:: DATA ROWS ::

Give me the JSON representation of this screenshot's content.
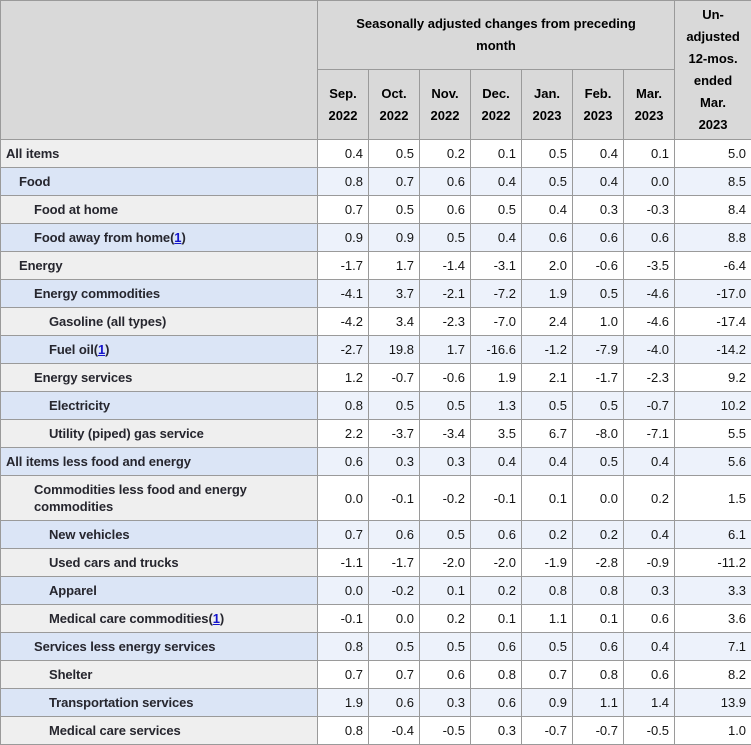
{
  "table": {
    "spanning_header": "Seasonally adjusted changes from preceding month",
    "unadjusted_header": "Un-\nadjusted\n12-mos.\nended\nMar.\n2023",
    "months": [
      "Sep.\n2022",
      "Oct.\n2022",
      "Nov.\n2022",
      "Dec.\n2022",
      "Jan.\n2023",
      "Feb.\n2023",
      "Mar.\n2023"
    ],
    "footnote_open": "(",
    "footnote_close": ")",
    "colors": {
      "header_bg": "#d9d9d9",
      "white_row_stub": "#efefef",
      "white_row_data": "#ffffff",
      "blue_row_stub": "#dbe5f6",
      "blue_row_data": "#edf2fb",
      "border": "#9a9a9a",
      "footnote_link": "#1414cc"
    },
    "rows": [
      {
        "label": "All items",
        "indent": 0,
        "footnote": null,
        "values": [
          "0.4",
          "0.5",
          "0.2",
          "0.1",
          "0.5",
          "0.4",
          "0.1",
          "5.0"
        ]
      },
      {
        "label": "Food",
        "indent": 1,
        "footnote": null,
        "values": [
          "0.8",
          "0.7",
          "0.6",
          "0.4",
          "0.5",
          "0.4",
          "0.0",
          "8.5"
        ]
      },
      {
        "label": "Food at home",
        "indent": 2,
        "footnote": null,
        "values": [
          "0.7",
          "0.5",
          "0.6",
          "0.5",
          "0.4",
          "0.3",
          "-0.3",
          "8.4"
        ]
      },
      {
        "label": "Food away from home",
        "indent": 2,
        "footnote": "1",
        "values": [
          "0.9",
          "0.9",
          "0.5",
          "0.4",
          "0.6",
          "0.6",
          "0.6",
          "8.8"
        ]
      },
      {
        "label": "Energy",
        "indent": 1,
        "footnote": null,
        "values": [
          "-1.7",
          "1.7",
          "-1.4",
          "-3.1",
          "2.0",
          "-0.6",
          "-3.5",
          "-6.4"
        ]
      },
      {
        "label": "Energy commodities",
        "indent": 2,
        "footnote": null,
        "values": [
          "-4.1",
          "3.7",
          "-2.1",
          "-7.2",
          "1.9",
          "0.5",
          "-4.6",
          "-17.0"
        ]
      },
      {
        "label": "Gasoline (all types)",
        "indent": 3,
        "footnote": null,
        "values": [
          "-4.2",
          "3.4",
          "-2.3",
          "-7.0",
          "2.4",
          "1.0",
          "-4.6",
          "-17.4"
        ]
      },
      {
        "label": "Fuel oil",
        "indent": 3,
        "footnote": "1",
        "values": [
          "-2.7",
          "19.8",
          "1.7",
          "-16.6",
          "-1.2",
          "-7.9",
          "-4.0",
          "-14.2"
        ]
      },
      {
        "label": "Energy services",
        "indent": 2,
        "footnote": null,
        "values": [
          "1.2",
          "-0.7",
          "-0.6",
          "1.9",
          "2.1",
          "-1.7",
          "-2.3",
          "9.2"
        ]
      },
      {
        "label": "Electricity",
        "indent": 3,
        "footnote": null,
        "values": [
          "0.8",
          "0.5",
          "0.5",
          "1.3",
          "0.5",
          "0.5",
          "-0.7",
          "10.2"
        ]
      },
      {
        "label": "Utility (piped) gas service",
        "indent": 3,
        "footnote": null,
        "values": [
          "2.2",
          "-3.7",
          "-3.4",
          "3.5",
          "6.7",
          "-8.0",
          "-7.1",
          "5.5"
        ]
      },
      {
        "label": "All items less food and energy",
        "indent": 0,
        "footnote": null,
        "values": [
          "0.6",
          "0.3",
          "0.3",
          "0.4",
          "0.4",
          "0.5",
          "0.4",
          "5.6"
        ]
      },
      {
        "label": "Commodities less food and energy commodities",
        "indent": 2,
        "footnote": null,
        "values": [
          "0.0",
          "-0.1",
          "-0.2",
          "-0.1",
          "0.1",
          "0.0",
          "0.2",
          "1.5"
        ]
      },
      {
        "label": "New vehicles",
        "indent": 3,
        "footnote": null,
        "values": [
          "0.7",
          "0.6",
          "0.5",
          "0.6",
          "0.2",
          "0.2",
          "0.4",
          "6.1"
        ]
      },
      {
        "label": "Used cars and trucks",
        "indent": 3,
        "footnote": null,
        "values": [
          "-1.1",
          "-1.7",
          "-2.0",
          "-2.0",
          "-1.9",
          "-2.8",
          "-0.9",
          "-11.2"
        ]
      },
      {
        "label": "Apparel",
        "indent": 3,
        "footnote": null,
        "values": [
          "0.0",
          "-0.2",
          "0.1",
          "0.2",
          "0.8",
          "0.8",
          "0.3",
          "3.3"
        ]
      },
      {
        "label": "Medical care commodities",
        "indent": 3,
        "footnote": "1",
        "values": [
          "-0.1",
          "0.0",
          "0.2",
          "0.1",
          "1.1",
          "0.1",
          "0.6",
          "3.6"
        ]
      },
      {
        "label": "Services less energy services",
        "indent": 2,
        "footnote": null,
        "values": [
          "0.8",
          "0.5",
          "0.5",
          "0.6",
          "0.5",
          "0.6",
          "0.4",
          "7.1"
        ]
      },
      {
        "label": "Shelter",
        "indent": 3,
        "footnote": null,
        "values": [
          "0.7",
          "0.7",
          "0.6",
          "0.8",
          "0.7",
          "0.8",
          "0.6",
          "8.2"
        ]
      },
      {
        "label": "Transportation services",
        "indent": 3,
        "footnote": null,
        "values": [
          "1.9",
          "0.6",
          "0.3",
          "0.6",
          "0.9",
          "1.1",
          "1.4",
          "13.9"
        ]
      },
      {
        "label": "Medical care services",
        "indent": 3,
        "footnote": null,
        "values": [
          "0.8",
          "-0.4",
          "-0.5",
          "0.3",
          "-0.7",
          "-0.7",
          "-0.5",
          "1.0"
        ]
      }
    ]
  },
  "chart_data": {
    "type": "table",
    "title": "Seasonally adjusted changes from preceding month",
    "column_group_headers": [
      "Seasonally adjusted changes from preceding month",
      "Un-adjusted 12-mos. ended Mar. 2023"
    ],
    "columns": [
      "Sep. 2022",
      "Oct. 2022",
      "Nov. 2022",
      "Dec. 2022",
      "Jan. 2023",
      "Feb. 2023",
      "Mar. 2023",
      "Un-adjusted 12-mos. ended Mar. 2023"
    ],
    "rows": [
      {
        "label": "All items",
        "values": [
          0.4,
          0.5,
          0.2,
          0.1,
          0.5,
          0.4,
          0.1,
          5.0
        ]
      },
      {
        "label": "Food",
        "values": [
          0.8,
          0.7,
          0.6,
          0.4,
          0.5,
          0.4,
          0.0,
          8.5
        ]
      },
      {
        "label": "Food at home",
        "values": [
          0.7,
          0.5,
          0.6,
          0.5,
          0.4,
          0.3,
          -0.3,
          8.4
        ]
      },
      {
        "label": "Food away from home(1)",
        "values": [
          0.9,
          0.9,
          0.5,
          0.4,
          0.6,
          0.6,
          0.6,
          8.8
        ]
      },
      {
        "label": "Energy",
        "values": [
          -1.7,
          1.7,
          -1.4,
          -3.1,
          2.0,
          -0.6,
          -3.5,
          -6.4
        ]
      },
      {
        "label": "Energy commodities",
        "values": [
          -4.1,
          3.7,
          -2.1,
          -7.2,
          1.9,
          0.5,
          -4.6,
          -17.0
        ]
      },
      {
        "label": "Gasoline (all types)",
        "values": [
          -4.2,
          3.4,
          -2.3,
          -7.0,
          2.4,
          1.0,
          -4.6,
          -17.4
        ]
      },
      {
        "label": "Fuel oil(1)",
        "values": [
          -2.7,
          19.8,
          1.7,
          -16.6,
          -1.2,
          -7.9,
          -4.0,
          -14.2
        ]
      },
      {
        "label": "Energy services",
        "values": [
          1.2,
          -0.7,
          -0.6,
          1.9,
          2.1,
          -1.7,
          -2.3,
          9.2
        ]
      },
      {
        "label": "Electricity",
        "values": [
          0.8,
          0.5,
          0.5,
          1.3,
          0.5,
          0.5,
          -0.7,
          10.2
        ]
      },
      {
        "label": "Utility (piped) gas service",
        "values": [
          2.2,
          -3.7,
          -3.4,
          3.5,
          6.7,
          -8.0,
          -7.1,
          5.5
        ]
      },
      {
        "label": "All items less food and energy",
        "values": [
          0.6,
          0.3,
          0.3,
          0.4,
          0.4,
          0.5,
          0.4,
          5.6
        ]
      },
      {
        "label": "Commodities less food and energy commodities",
        "values": [
          0.0,
          -0.1,
          -0.2,
          -0.1,
          0.1,
          0.0,
          0.2,
          1.5
        ]
      },
      {
        "label": "New vehicles",
        "values": [
          0.7,
          0.6,
          0.5,
          0.6,
          0.2,
          0.2,
          0.4,
          6.1
        ]
      },
      {
        "label": "Used cars and trucks",
        "values": [
          -1.1,
          -1.7,
          -2.0,
          -2.0,
          -1.9,
          -2.8,
          -0.9,
          -11.2
        ]
      },
      {
        "label": "Apparel",
        "values": [
          0.0,
          -0.2,
          0.1,
          0.2,
          0.8,
          0.8,
          0.3,
          3.3
        ]
      },
      {
        "label": "Medical care commodities(1)",
        "values": [
          -0.1,
          0.0,
          0.2,
          0.1,
          1.1,
          0.1,
          0.6,
          3.6
        ]
      },
      {
        "label": "Services less energy services",
        "values": [
          0.8,
          0.5,
          0.5,
          0.6,
          0.5,
          0.6,
          0.4,
          7.1
        ]
      },
      {
        "label": "Shelter",
        "values": [
          0.7,
          0.7,
          0.6,
          0.8,
          0.7,
          0.8,
          0.6,
          8.2
        ]
      },
      {
        "label": "Transportation services",
        "values": [
          1.9,
          0.6,
          0.3,
          0.6,
          0.9,
          1.1,
          1.4,
          13.9
        ]
      },
      {
        "label": "Medical care services",
        "values": [
          0.8,
          -0.4,
          -0.5,
          0.3,
          -0.7,
          -0.7,
          -0.5,
          1.0
        ]
      }
    ]
  }
}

:::

§ WHAT TO PRODUCE:
Return all lines of the material above in which the word "away" occurs.

§ REPLY TO THE EXERCISE:
        "label": "Food away from home",
        "label": "Food away from home(1)",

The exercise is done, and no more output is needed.